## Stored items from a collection
begin

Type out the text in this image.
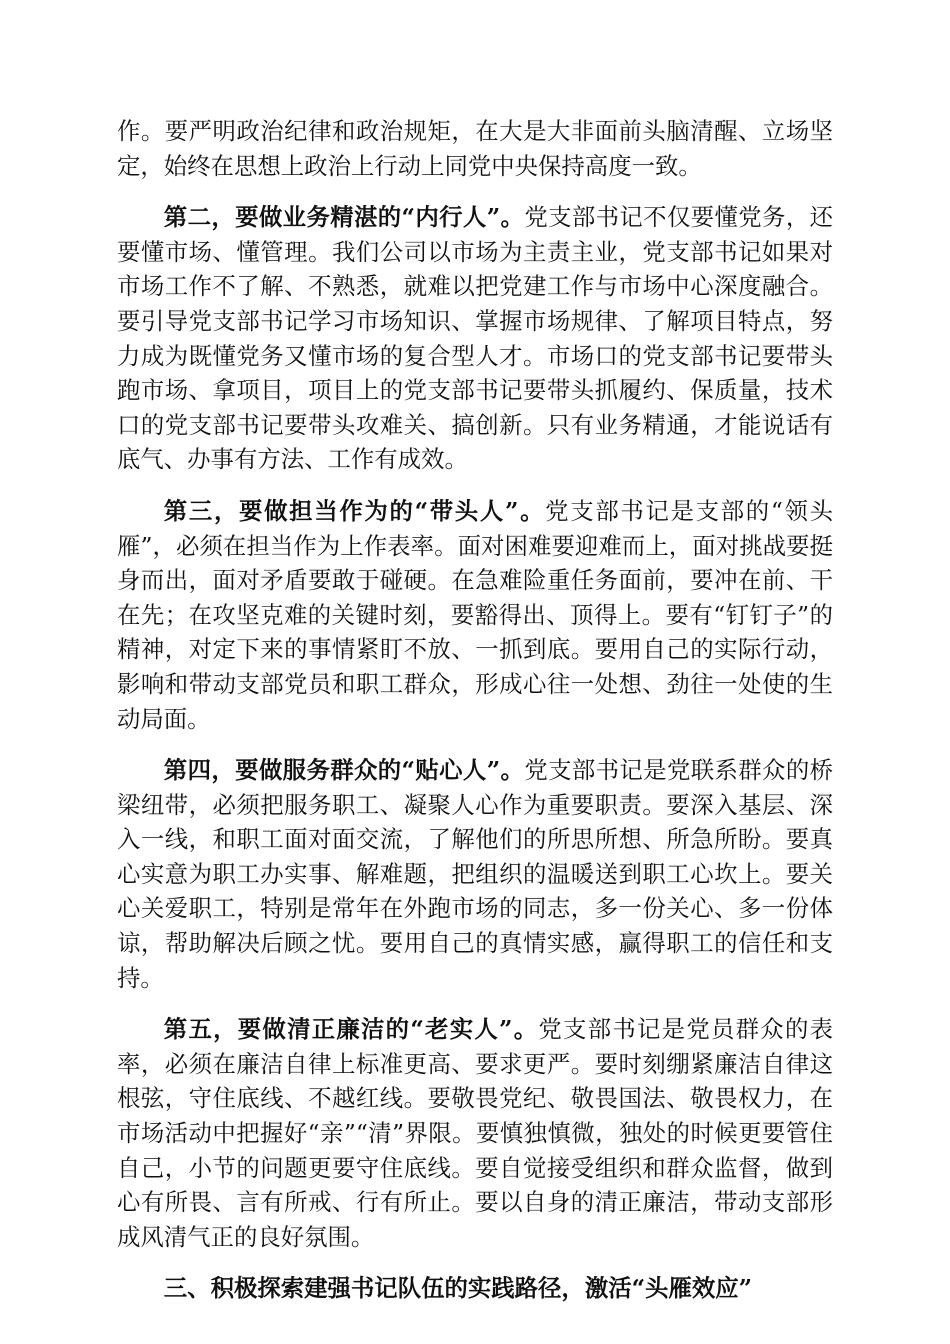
作。要严明政治纪律和政治规矩，在大是大非面前头脑清醒、立场坚定，始终在思想上政治上行动上同党中央保持高度一致。

第二，要做业务精湛的“内行人”。党支部书记不仅要懂党务，还要懂市场、懂管理。我们公司以市场为主责主业，党支部书记如果对市场工作不了解、不熟悉，就难以把党建工作与市场中心深度融合。要引导党支部书记学习市场知识、掌握市场规律、了解项目特点，努力成为既懂党务又懂市场的复合型人才。市场口的党支部书记要带头跑市场、拿项目，项目上的党支部书记要带头抓履约、保质量，技术口的党支部书记要带头攻难关、搞创新。只有业务精通，才能说话有底气、办事有方法、工作有成效。

第三，要做担当作为的“带头人”。党支部书记是支部的“领头雁”，必须在担当作为上作表率。面对困难要迎难而上，面对挑战要挺身而出，面对矛盾要敢于碰硬。在急难险重任务面前，要冲在前、干在先；在攻坚克难的关键时刻，要豁得出、顶得上。要有“钉钉子”的精神，对定下来的事情紧盯不放、一抓到底。要用自己的实际行动，影响和带动支部党员和职工群众，形成心往一处想、劲往一处使的生动局面。

第四，要做服务群众的“贴心人”。党支部书记是党联系群众的桥梁纽带，必须把服务职工、凝聚人心作为重要职责。要深入基层、深入一线，和职工面对面交流，了解他们的所思所想、所急所盼。要真心实意为职工办实事、解难题，把组织的温暖送到职工心坎上。要关心关爱职工，特别是常年在外跑市场的同志，多一份关心、多一份体谅，帮助解决后顾之忧。要用自己的真情实感，赢得职工的信任和支持。

第五，要做清正廉洁的“老实人”。党支部书记是党员群众的表率，必须在廉洁自律上标准更高、要求更严。要时刻绷紧廉洁自律这根弦，守住底线、不越红线。要敬畏党纪、敬畏国法、敬畏权力，在市场活动中把握好“亲”“清”界限。要慎独慎微，独处的时候更要管住自己，小节的问题更要守住底线。要自觉接受组织和群众监督，做到心有所畏、言有所戒、行有所止。要以自身的清正廉洁，带动支部形成风清气正的良好氛围。

三、积极探索建强书记队伍的实践路径，激活“头雁效应”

end

## The problem
Repeat the records in full, exactly as they appear, without the pictures.

## Written answer
Type out the text in this image.
作。要严明政治纪律和政治规矩，在大是大非面前头脑清醒、立场坚定，始终在思想上政治上行动上同党中央保持高度一致。

第二，要做业务精湛的“内行人”。党支部书记不仅要懂党务，还要懂市场、懂管理。我们公司以市场为主责主业，党支部书记如果对市场工作不了解、不熟悉，就难以把党建工作与市场中心深度融合。要引导党支部书记学习市场知识、掌握市场规律、了解项目特点，努力成为既懂党务又懂市场的复合型人才。市场口的党支部书记要带头跑市场、拿项目，项目上的党支部书记要带头抓履约、保质量，技术口的党支部书记要带头攻难关、搞创新。只有业务精通，才能说话有底气、办事有方法、工作有成效。

第三，要做担当作为的“带头人”。党支部书记是支部的“领头雁”，必须在担当作为上作表率。面对困难要迎难而上，面对挑战要挺身而出，面对矛盾要敢于碰硬。在急难险重任务面前，要冲在前、干在先；在攻坚克难的关键时刻，要豁得出、顶得上。要有“钉钉子”的精神，对定下来的事情紧盯不放、一抓到底。要用自己的实际行动，影响和带动支部党员和职工群众，形成心往一处想、劲往一处使的生动局面。

第四，要做服务群众的“贴心人”。党支部书记是党联系群众的桥梁纽带，必须把服务职工、凝聚人心作为重要职责。要深入基层、深入一线，和职工面对面交流，了解他们的所思所想、所急所盼。要真心实意为职工办实事、解难题，把组织的温暖送到职工心坎上。要关心关爱职工，特别是常年在外跑市场的同志，多一份关心、多一份体谅，帮助解决后顾之忧。要用自己的真情实感，赢得职工的信任和支持。

第五，要做清正廉洁的“老实人”。党支部书记是党员群众的表率，必须在廉洁自律上标准更高、要求更严。要时刻绷紧廉洁自律这根弦，守住底线、不越红线。要敬畏党纪、敬畏国法、敬畏权力，在市场活动中把握好“亲”“清”界限。要慎独慎微，独处的时候更要管住自己，小节的问题更要守住底线。要自觉接受组织和群众监督，做到心有所畏、言有所戒、行有所止。要以自身的清正廉洁，带动支部形成风清气正的良好氛围。

三、积极探索建强书记队伍的实践路径，激活“头雁效应”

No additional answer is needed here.